- Conservation status: Least Concern (IUCN 3.1)

Scientific classification
- Kingdom: Animalia
- Phylum: Chordata
- Class: Amphibia
- Order: Gymnophiona
- Clade: Apoda
- Family: Caeciliidae
- Genus: Caecilia
- Species: C. volcani
- Binomial name: Caecilia volcani Taylor, 1969

= Caecilia volcani =

- Genus: Caecilia
- Species: volcani
- Authority: Taylor, 1969
- Conservation status: LC

Species of amphibian

Caecilia volcani, known commonly as the Cocle Caecilian, is a species of caecilian in the family Caeciliidae. It is endemic to Central America, having only been found in Panama and Costa Rica.

==Taxonomy==
The first description of Caecilia volcani was published by Edward Harrison Taylor in 1969. The holotype, a female, was collected by Taylor and his field partner Charles Myers in July 1966, with the type locality being El Valle de Antón, Coclé , Panama, at an elevation of about 550 m. The name volcani is derived from Volcanus. According to herpetologist Adam P. Summers, the name is likely in reference to the volcanic origin of the highlands the type locality is located in.

==Description==
C. volcani is known to reach total lengths of up to 324 mm, with the body width being one 30–37th of the total length. It has a flat snout, eyes that are visible under the skin and splenial teeth. It has 112–124 primary annular folds and 14–37 secondary ones. Its colouration is for the most part uniformly slate grey, being a bit lighter on the head and neck, and even lighter than that on the lips and underside of the snout. The remainder of the snout is light tan. Annual folds are a darker grey than the rest of the body.

Stored data entries:
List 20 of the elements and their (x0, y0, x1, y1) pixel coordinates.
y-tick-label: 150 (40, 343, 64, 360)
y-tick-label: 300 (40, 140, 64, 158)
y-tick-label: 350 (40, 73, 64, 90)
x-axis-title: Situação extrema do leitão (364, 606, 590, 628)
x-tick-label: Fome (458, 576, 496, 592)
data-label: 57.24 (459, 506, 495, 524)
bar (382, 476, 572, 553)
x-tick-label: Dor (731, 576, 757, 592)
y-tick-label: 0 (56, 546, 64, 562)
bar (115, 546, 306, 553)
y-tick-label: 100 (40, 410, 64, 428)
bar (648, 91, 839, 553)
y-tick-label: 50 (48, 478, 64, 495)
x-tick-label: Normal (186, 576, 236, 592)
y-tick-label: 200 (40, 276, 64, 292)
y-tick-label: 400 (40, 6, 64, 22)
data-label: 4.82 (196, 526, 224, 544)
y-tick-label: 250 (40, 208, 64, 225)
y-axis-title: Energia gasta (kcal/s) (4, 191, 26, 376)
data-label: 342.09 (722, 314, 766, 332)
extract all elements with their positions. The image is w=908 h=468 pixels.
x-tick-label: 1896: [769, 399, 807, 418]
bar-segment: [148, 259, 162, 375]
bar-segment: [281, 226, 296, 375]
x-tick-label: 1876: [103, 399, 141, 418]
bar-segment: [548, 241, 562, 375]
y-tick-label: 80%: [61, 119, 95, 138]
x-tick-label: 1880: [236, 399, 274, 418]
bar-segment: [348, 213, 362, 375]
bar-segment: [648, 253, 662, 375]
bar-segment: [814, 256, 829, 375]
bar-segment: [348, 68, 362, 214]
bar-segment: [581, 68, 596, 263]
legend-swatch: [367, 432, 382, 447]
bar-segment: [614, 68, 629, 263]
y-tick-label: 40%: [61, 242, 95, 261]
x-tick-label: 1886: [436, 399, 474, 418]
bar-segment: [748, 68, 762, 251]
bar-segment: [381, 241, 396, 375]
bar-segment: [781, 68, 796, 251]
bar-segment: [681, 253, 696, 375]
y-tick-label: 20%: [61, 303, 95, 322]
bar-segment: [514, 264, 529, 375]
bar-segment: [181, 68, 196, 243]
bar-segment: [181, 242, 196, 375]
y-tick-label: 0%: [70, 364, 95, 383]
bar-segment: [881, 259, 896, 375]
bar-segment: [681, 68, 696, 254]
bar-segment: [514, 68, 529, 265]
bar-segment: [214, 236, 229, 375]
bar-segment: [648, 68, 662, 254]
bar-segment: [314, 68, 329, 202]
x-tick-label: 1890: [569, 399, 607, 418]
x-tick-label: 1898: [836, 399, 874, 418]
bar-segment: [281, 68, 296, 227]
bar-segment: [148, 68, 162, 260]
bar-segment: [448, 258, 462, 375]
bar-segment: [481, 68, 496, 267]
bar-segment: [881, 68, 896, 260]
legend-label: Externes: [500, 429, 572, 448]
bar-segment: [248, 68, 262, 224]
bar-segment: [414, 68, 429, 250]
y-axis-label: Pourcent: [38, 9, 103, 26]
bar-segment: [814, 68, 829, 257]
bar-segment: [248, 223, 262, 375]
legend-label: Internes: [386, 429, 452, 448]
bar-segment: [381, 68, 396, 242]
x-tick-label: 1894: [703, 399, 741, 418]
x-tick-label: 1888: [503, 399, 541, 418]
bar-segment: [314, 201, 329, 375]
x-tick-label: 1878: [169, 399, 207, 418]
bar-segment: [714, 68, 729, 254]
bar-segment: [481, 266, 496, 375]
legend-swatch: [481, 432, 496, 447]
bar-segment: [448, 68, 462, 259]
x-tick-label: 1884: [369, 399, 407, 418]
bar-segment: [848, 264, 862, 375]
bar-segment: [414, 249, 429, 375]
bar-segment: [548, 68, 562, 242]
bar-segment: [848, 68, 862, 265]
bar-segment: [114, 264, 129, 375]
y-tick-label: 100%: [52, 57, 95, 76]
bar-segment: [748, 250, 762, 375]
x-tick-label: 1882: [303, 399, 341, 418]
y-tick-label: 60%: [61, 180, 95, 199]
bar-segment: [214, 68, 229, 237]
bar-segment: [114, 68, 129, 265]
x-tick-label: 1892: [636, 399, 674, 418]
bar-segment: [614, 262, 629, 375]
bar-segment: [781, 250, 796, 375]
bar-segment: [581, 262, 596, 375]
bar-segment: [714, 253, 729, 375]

> About this exercise
Could you extract the part of the Caecilia volcani article from "Caecilia volcani, known" up to and including "and Costa Rica."? This listing has no connection to the Caecilia volcani article.

> Completed exercise
Caecilia volcani, known commonly as the Cocle Caecilian, is a species of caecilian in the family Caeciliidae. It is endemic to Central America, having only been found in Panama and Costa Rica.